* _Given task_
Which lines hold the string "凤凰泾村"? Copy every one of them.

══ Raw data ══

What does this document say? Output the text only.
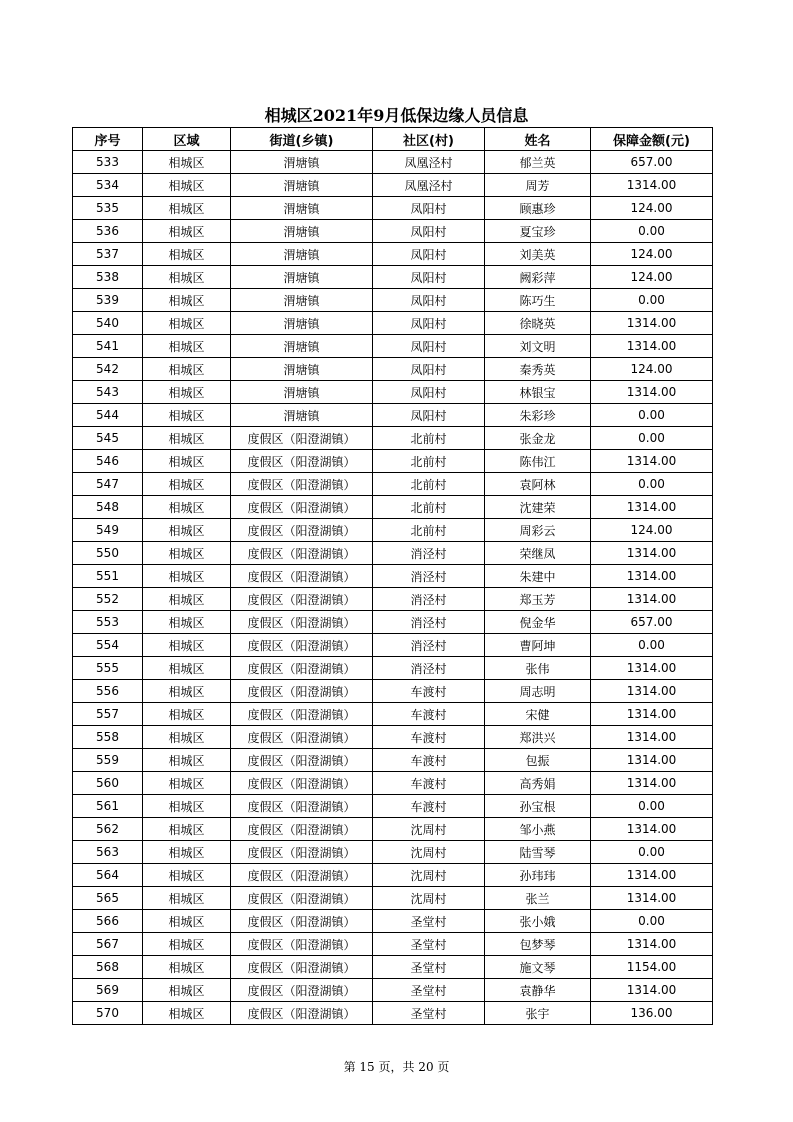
相城区2021年9月低保边缘人员信息
序号	区域	街道(乡镇)	社区(村)	姓名	保障金额(元)
533	相城区	渭塘镇	凤凰泾村	郁兰英	657.00
534	相城区	渭塘镇	凤凰泾村	周芳	1314.00
535	相城区	渭塘镇	凤阳村	顾惠珍	124.00
536	相城区	渭塘镇	凤阳村	夏宝珍	0.00
537	相城区	渭塘镇	凤阳村	刘美英	124.00
538	相城区	渭塘镇	凤阳村	阙彩萍	124.00
539	相城区	渭塘镇	凤阳村	陈巧生	0.00
540	相城区	渭塘镇	凤阳村	徐晓英	1314.00
541	相城区	渭塘镇	凤阳村	刘文明	1314.00
542	相城区	渭塘镇	凤阳村	秦秀英	124.00
543	相城区	渭塘镇	凤阳村	林银宝	1314.00
544	相城区	渭塘镇	凤阳村	朱彩珍	0.00
545	相城区	度假区（阳澄湖镇）	北前村	张金龙	0.00
546	相城区	度假区（阳澄湖镇）	北前村	陈伟江	1314.00
547	相城区	度假区（阳澄湖镇）	北前村	袁阿林	0.00
548	相城区	度假区（阳澄湖镇）	北前村	沈建荣	1314.00
549	相城区	度假区（阳澄湖镇）	北前村	周彩云	124.00
550	相城区	度假区（阳澄湖镇）	消泾村	荣继凤	1314.00
551	相城区	度假区（阳澄湖镇）	消泾村	朱建中	1314.00
552	相城区	度假区（阳澄湖镇）	消泾村	郑玉芳	1314.00
553	相城区	度假区（阳澄湖镇）	消泾村	倪金华	657.00
554	相城区	度假区（阳澄湖镇）	消泾村	曹阿坤	0.00
555	相城区	度假区（阳澄湖镇）	消泾村	张伟	1314.00
556	相城区	度假区（阳澄湖镇）	车渡村	周志明	1314.00
557	相城区	度假区（阳澄湖镇）	车渡村	宋健	1314.00
558	相城区	度假区（阳澄湖镇）	车渡村	郑洪兴	1314.00
559	相城区	度假区（阳澄湖镇）	车渡村	包振	1314.00
560	相城区	度假区（阳澄湖镇）	车渡村	高秀娟	1314.00
561	相城区	度假区（阳澄湖镇）	车渡村	孙宝根	0.00
562	相城区	度假区（阳澄湖镇）	沈周村	邹小燕	1314.00
563	相城区	度假区（阳澄湖镇）	沈周村	陆雪琴	0.00
564	相城区	度假区（阳澄湖镇）	沈周村	孙玮玮	1314.00
565	相城区	度假区（阳澄湖镇）	沈周村	张兰	1314.00
566	相城区	度假区（阳澄湖镇）	圣堂村	张小娥	0.00
567	相城区	度假区（阳澄湖镇）	圣堂村	包梦琴	1314.00
568	相城区	度假区（阳澄湖镇）	圣堂村	施文琴	1154.00
569	相城区	度假区（阳澄湖镇）	圣堂村	袁静华	1314.00
570	相城区	度假区（阳澄湖镇）	圣堂村	张宇	136.00
第 15 页，共 20 页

═══

* _Output of the exercise_
533	相城区	渭塘镇	凤凰泾村	郁兰英	657.00
534	相城区	渭塘镇	凤凰泾村	周芳	1314.00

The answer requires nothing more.